§ **Instruction**: Examine the entries and show every line in which the word "brand" is found.

Collected data
--------------------

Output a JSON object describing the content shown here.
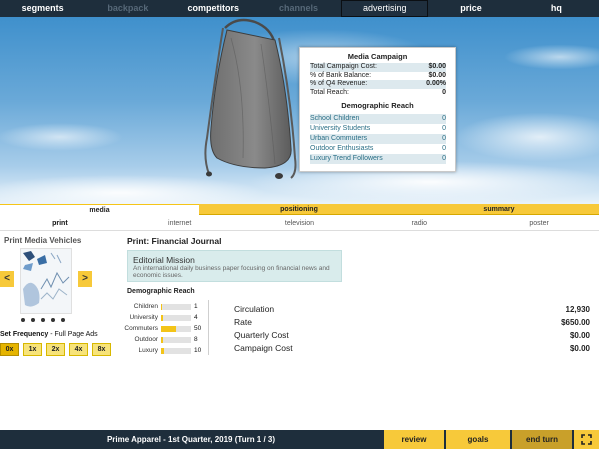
{
  "nav": {
    "items": [
      {
        "label": "segments",
        "state": "normal"
      },
      {
        "label": "backpack",
        "state": "dim"
      },
      {
        "label": "competitors",
        "state": "normal"
      },
      {
        "label": "channels",
        "state": "dim"
      },
      {
        "label": "advertising",
        "state": "active"
      },
      {
        "label": "price",
        "state": "normal"
      },
      {
        "label": "hq",
        "state": "normal"
      }
    ]
  },
  "campaign": {
    "title": "Media Campaign",
    "rows": [
      {
        "label": "Total Campaign Cost:",
        "value": "$0.00"
      },
      {
        "label": "% of Bank Balance:",
        "value": "$0.00"
      },
      {
        "label": "% of Q4 Revenue:",
        "value": "0.00%"
      },
      {
        "label": "Total Reach:",
        "value": "0"
      }
    ],
    "demo_title": "Demographic Reach",
    "demo_rows": [
      {
        "label": "School Children",
        "value": "0"
      },
      {
        "label": "University Students",
        "value": "0"
      },
      {
        "label": "Urban Commuters",
        "value": "0"
      },
      {
        "label": "Outdoor Enthusiasts",
        "value": "0"
      },
      {
        "label": "Luxury Trend Followers",
        "value": "0"
      }
    ]
  },
  "main_tabs": {
    "media": "media",
    "positioning": "positioning",
    "summary": "summary"
  },
  "sub_tabs": {
    "print": "print",
    "internet": "internet",
    "television": "television",
    "radio": "radio",
    "poster": "poster"
  },
  "vehicles": {
    "title": "Print Media Vehicles",
    "prev": "<",
    "next": ">",
    "frequency_label": "Set Frequency",
    "frequency_detail": " - Full Page Ads",
    "frequency_options": [
      "0x",
      "1x",
      "2x",
      "4x",
      "8x"
    ],
    "frequency_selected": 0
  },
  "detail": {
    "title": "Print: Financial Journal",
    "mission_title": "Editorial Mission",
    "mission_text": "An international daily business paper focusing on financial news and economic issues.",
    "demo_title": "Demographic Reach",
    "demo": [
      {
        "label": "Children",
        "value": 1,
        "fill": 0.02
      },
      {
        "label": "University",
        "value": 4,
        "fill": 0.08
      },
      {
        "label": "Commuters",
        "value": 50,
        "fill": 0.5
      },
      {
        "label": "Outdoor",
        "value": 8,
        "fill": 0.08
      },
      {
        "label": "Luxury",
        "value": 10,
        "fill": 0.1
      }
    ],
    "stats": [
      {
        "label": "Circulation",
        "value": "12,930"
      },
      {
        "label": "Rate",
        "value": "$650.00"
      },
      {
        "label": "Quarterly Cost",
        "value": "$0.00"
      },
      {
        "label": "Campaign Cost",
        "value": "$0.00"
      }
    ]
  },
  "bottom": {
    "turn_text": "Prime Apparel - 1st Quarter, 2019 (Turn 1 / 3)",
    "review": "review",
    "goals": "goals",
    "end_turn": "end turn"
  },
  "colors": {
    "nav_bg": "#1e2e3c",
    "accent_yellow": "#f7c93a",
    "bar_fill": "#f3c418",
    "mission_bg": "#d9ecec"
  },
  "icons": {
    "expand": "expand-icon",
    "prev": "chevron-left-icon",
    "next": "chevron-right-icon"
  }
}
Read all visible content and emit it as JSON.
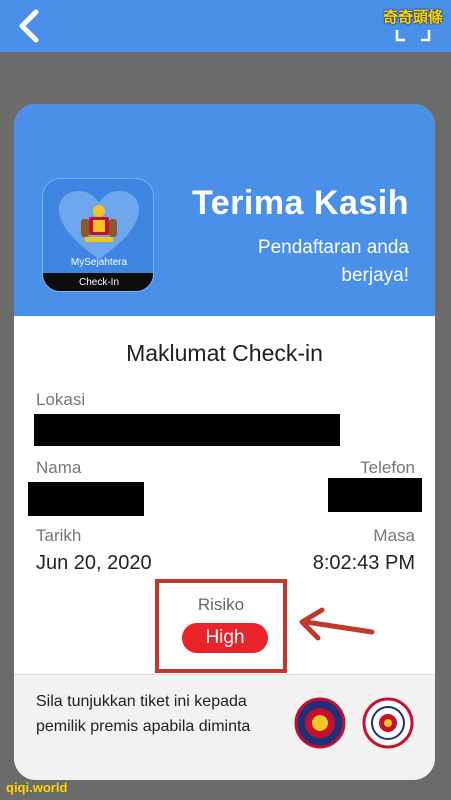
{
  "watermark": {
    "top": "奇奇頭條",
    "bottom": "qiqi.world"
  },
  "app": {
    "name": "MySejahtera",
    "badge": "Check-In"
  },
  "header": {
    "title": "Terima Kasih",
    "subtitle": "Pendaftaran anda berjaya!"
  },
  "checkin": {
    "title": "Maklumat Check-in",
    "location_label": "Lokasi",
    "name_label": "Nama",
    "phone_label": "Telefon",
    "date_label": "Tarikh",
    "date_value": "Jun 20, 2020",
    "time_label": "Masa",
    "time_value": "8:02:43 PM",
    "risk_label": "Risiko",
    "risk_value": "High"
  },
  "footer": {
    "instruction": "Sila tunjukkan tiket ini kepada pemilik premis apabila diminta"
  },
  "colors": {
    "primary": "#4a8fe8",
    "risk_high": "#e8232a",
    "annotation": "#c0392b"
  },
  "icons": [
    "back-arrow-icon",
    "qr-scan-icon",
    "checkmark-icon",
    "app-heart-icon",
    "government-crest-icon",
    "annotation-arrow-icon",
    "mkn-seal-icon",
    "kkm-seal-icon"
  ]
}
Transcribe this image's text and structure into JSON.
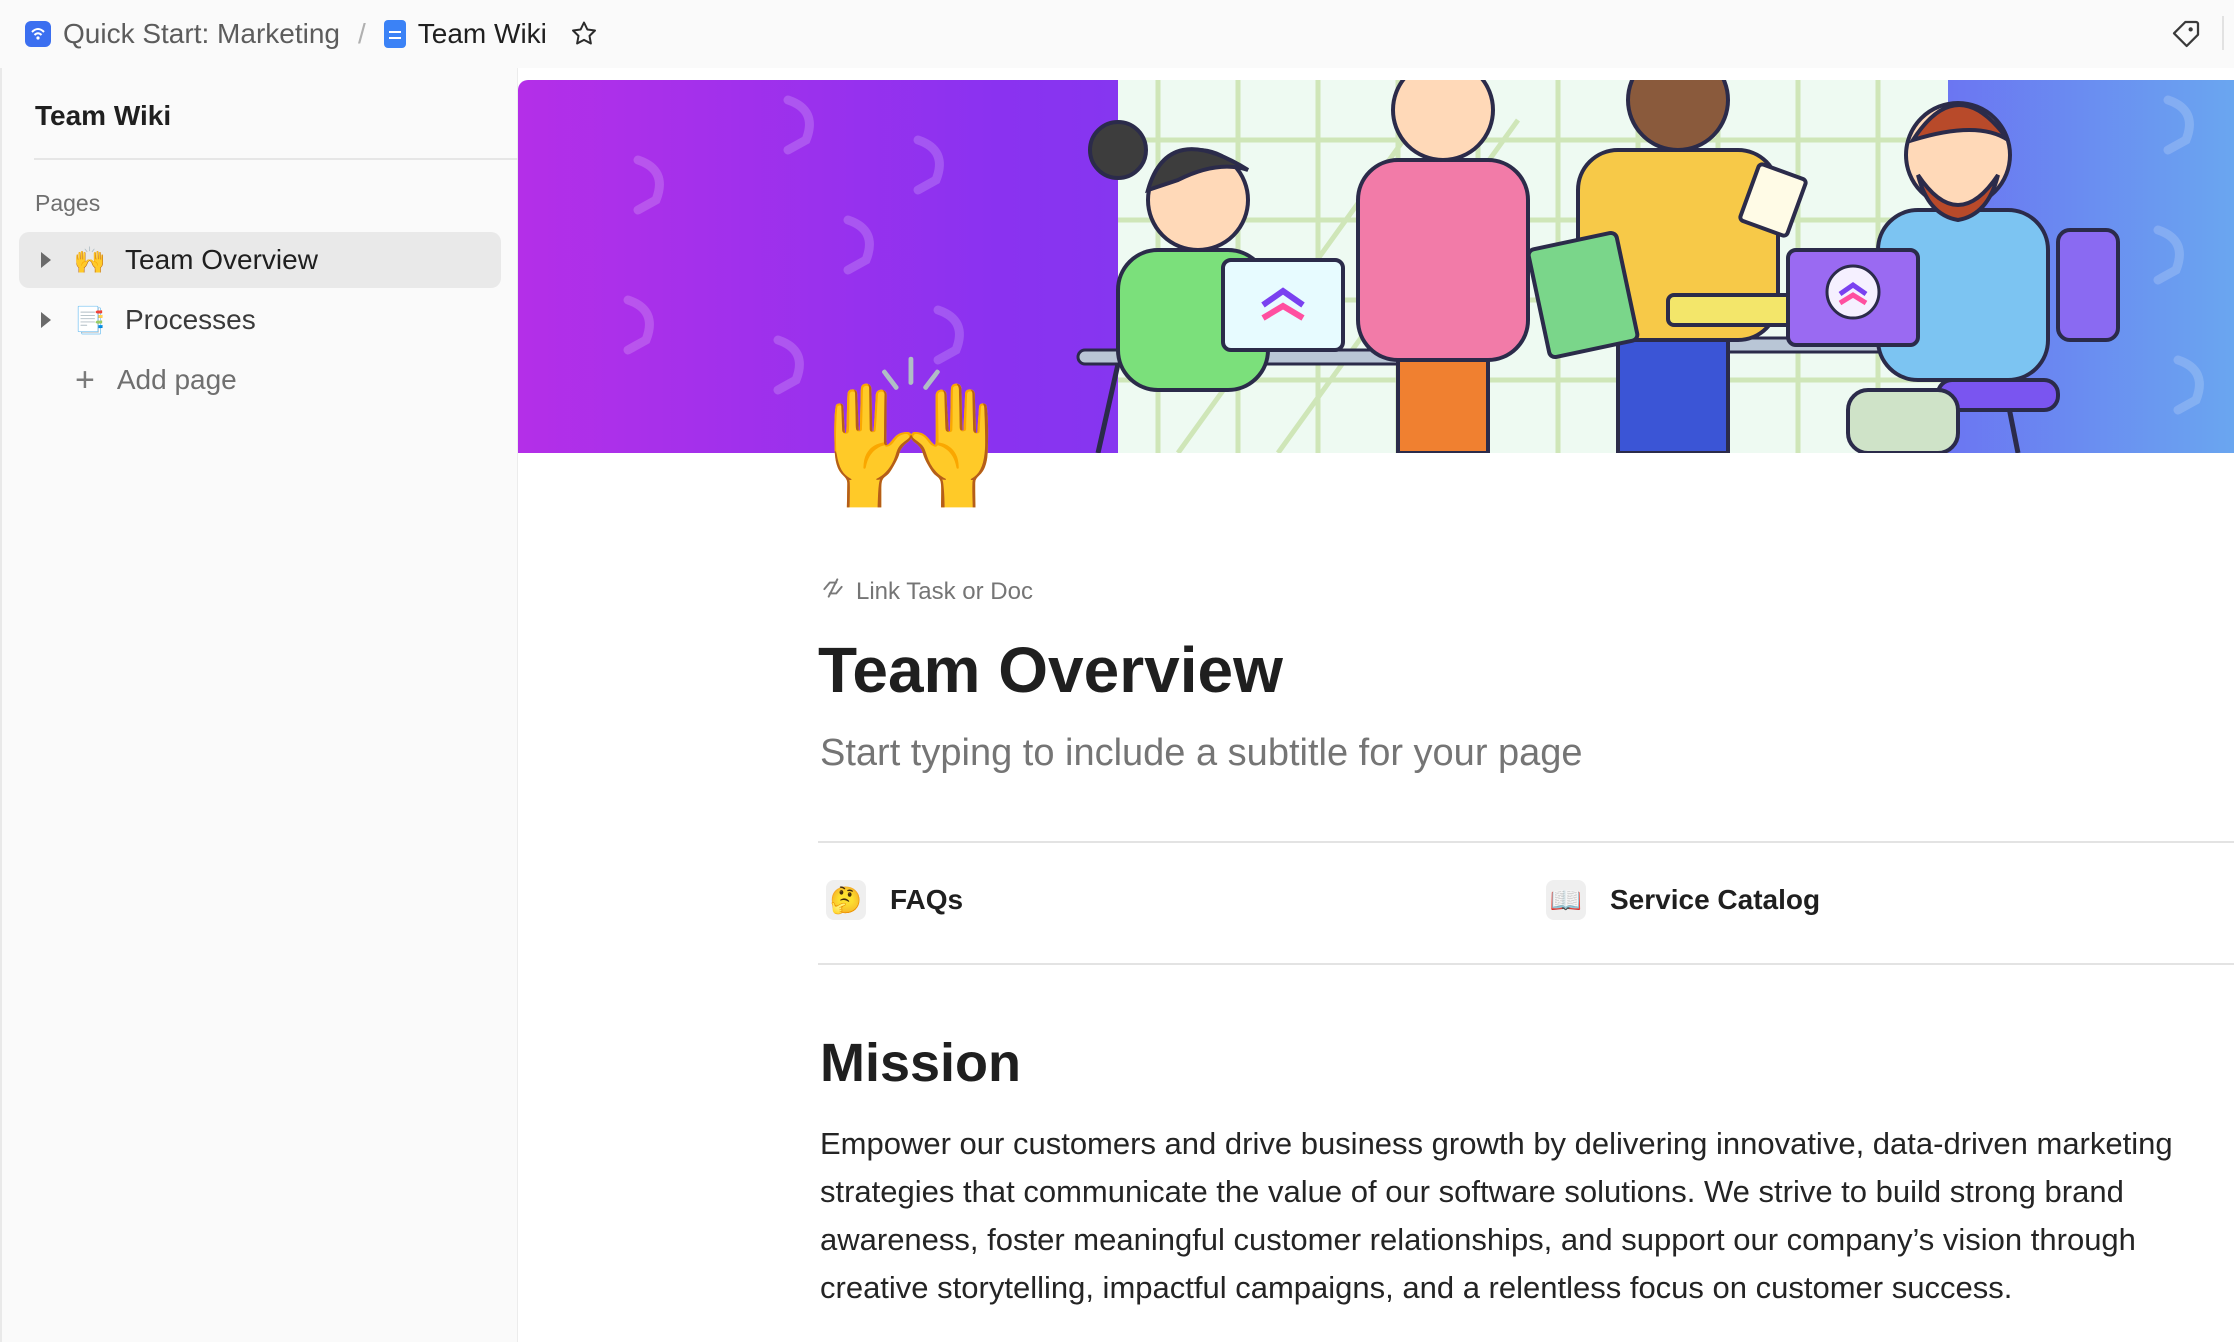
{
  "breadcrumb": {
    "space": "Quick Start: Marketing",
    "separator": "/",
    "doc": "Team Wiki"
  },
  "sidebar": {
    "title": "Team Wiki",
    "section_label": "Pages",
    "items": [
      {
        "emoji": "🙌",
        "label": "Team Overview",
        "active": true
      },
      {
        "emoji": "📑",
        "label": "Processes",
        "active": false
      }
    ],
    "add_label": "Add page"
  },
  "page": {
    "icon_emoji": "🙌",
    "link_label": "Link Task or Doc",
    "title": "Team Overview",
    "subtitle_placeholder": "Start typing to include a subtitle for your page",
    "links": [
      {
        "emoji": "🤔",
        "label": "FAQs"
      },
      {
        "emoji": "📖",
        "label": "Service Catalog"
      }
    ],
    "section_heading": "Mission",
    "body_lines": [
      "Empower our customers and drive business growth by delivering innovative, data-driven marketing",
      "strategies that communicate the value of our software solutions. We strive to build strong brand",
      "awareness, foster meaningful customer relationships, and support our company’s vision through",
      "creative storytelling, impactful campaigns, and a relentless focus on customer success."
    ]
  },
  "icons": {
    "space": "space-wifi-icon",
    "doc": "doc-icon",
    "favorite": "star-icon",
    "tags": "tag-icon",
    "link": "link-icon",
    "expand": "caret-right-icon",
    "add": "plus-icon"
  },
  "colors": {
    "accent_blue": "#3b82f6",
    "banner_start": "#b42fe8",
    "banner_end": "#6aa6f0",
    "active_item_bg": "#e9e9e9"
  }
}
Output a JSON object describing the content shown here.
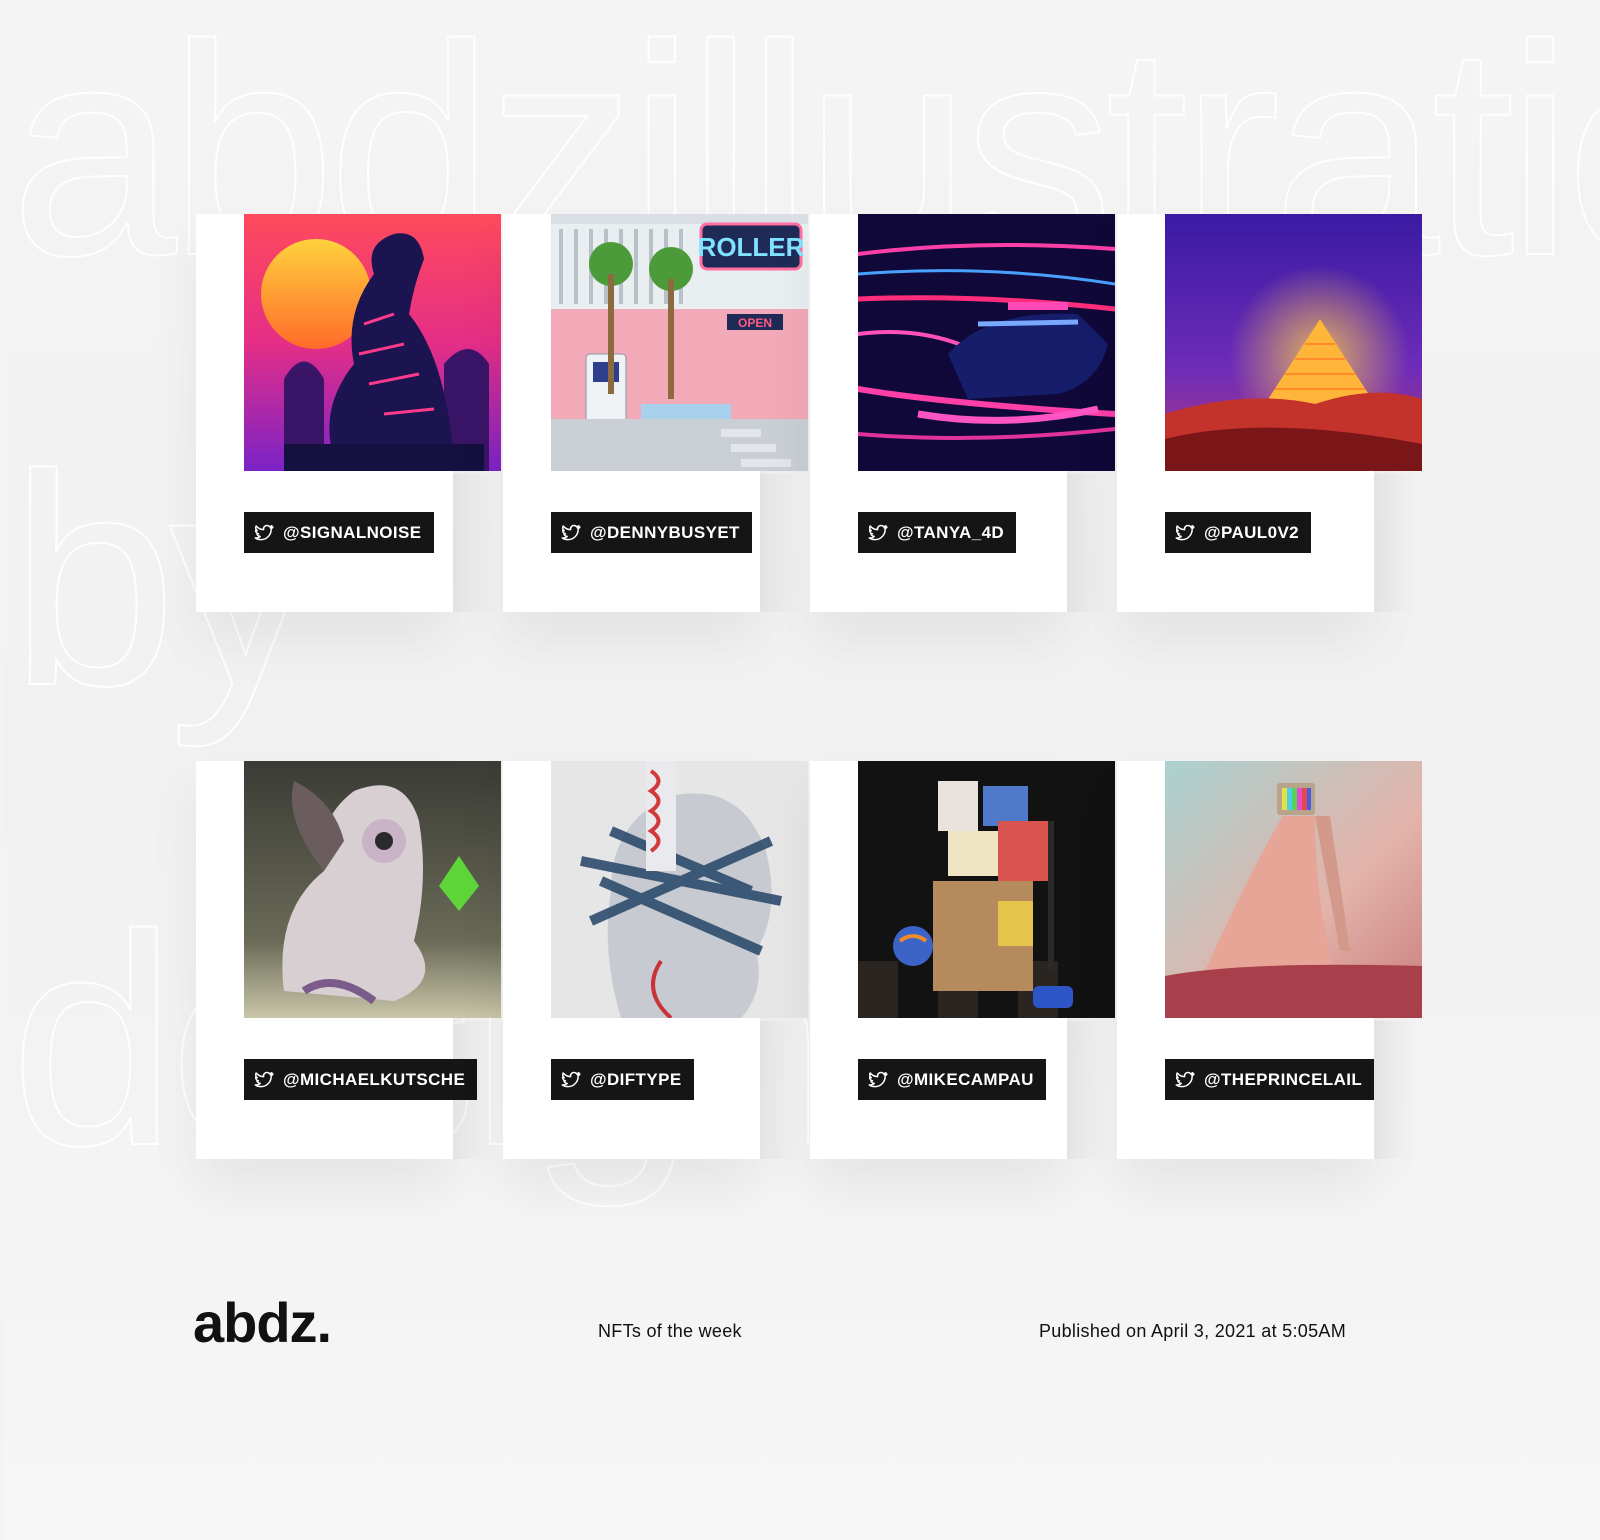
{
  "brand": {
    "logo": "abdz."
  },
  "footer": {
    "section": "NFTs of the week",
    "published": "Published on April 3, 2021 at 5:05AM"
  },
  "watermark": [
    "abdzillustrations",
    "by",
    "design"
  ],
  "artworks": [
    {
      "handle": "@SIGNALNOISE",
      "subject": "neon tiger at sunset",
      "colors": [
        "#f1365f",
        "#6b1fb0",
        "#ffb02e"
      ]
    },
    {
      "handle": "@DENNYBUSYET",
      "subject": "pastel roller diner",
      "colors": [
        "#f3a7b4",
        "#cfd7db",
        "#4fb6c7"
      ]
    },
    {
      "handle": "@TANYA_4D",
      "subject": "neon car light trails",
      "colors": [
        "#1b0b5e",
        "#ff3fa8",
        "#3f6bff"
      ]
    },
    {
      "handle": "@PAUL0V2",
      "subject": "desert pyramid",
      "colors": [
        "#4b1a9c",
        "#c9312c",
        "#ffb53b"
      ]
    },
    {
      "handle": "@MICHAELKUTSCHE",
      "subject": "surreal creature",
      "colors": [
        "#4b4b42",
        "#d9cfcf",
        "#58d23a"
      ]
    },
    {
      "handle": "@DIFTYPE",
      "subject": "taped head portrait",
      "colors": [
        "#e4e4e4",
        "#2f4d6c",
        "#d23a3a"
      ]
    },
    {
      "handle": "@MIKECAMPAU",
      "subject": "stack of retro toys",
      "colors": [
        "#141414",
        "#b08356",
        "#3c63c7"
      ]
    },
    {
      "handle": "@THEPRINCELAIL",
      "subject": "figure with tv head",
      "colors": [
        "#9bc9c8",
        "#e3a69b",
        "#a8404b"
      ]
    }
  ]
}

--------------------

§ **Answer to the task**:
      "strategies that communicate the value of our software solutions. We strive to build strong brand",
  "brand": {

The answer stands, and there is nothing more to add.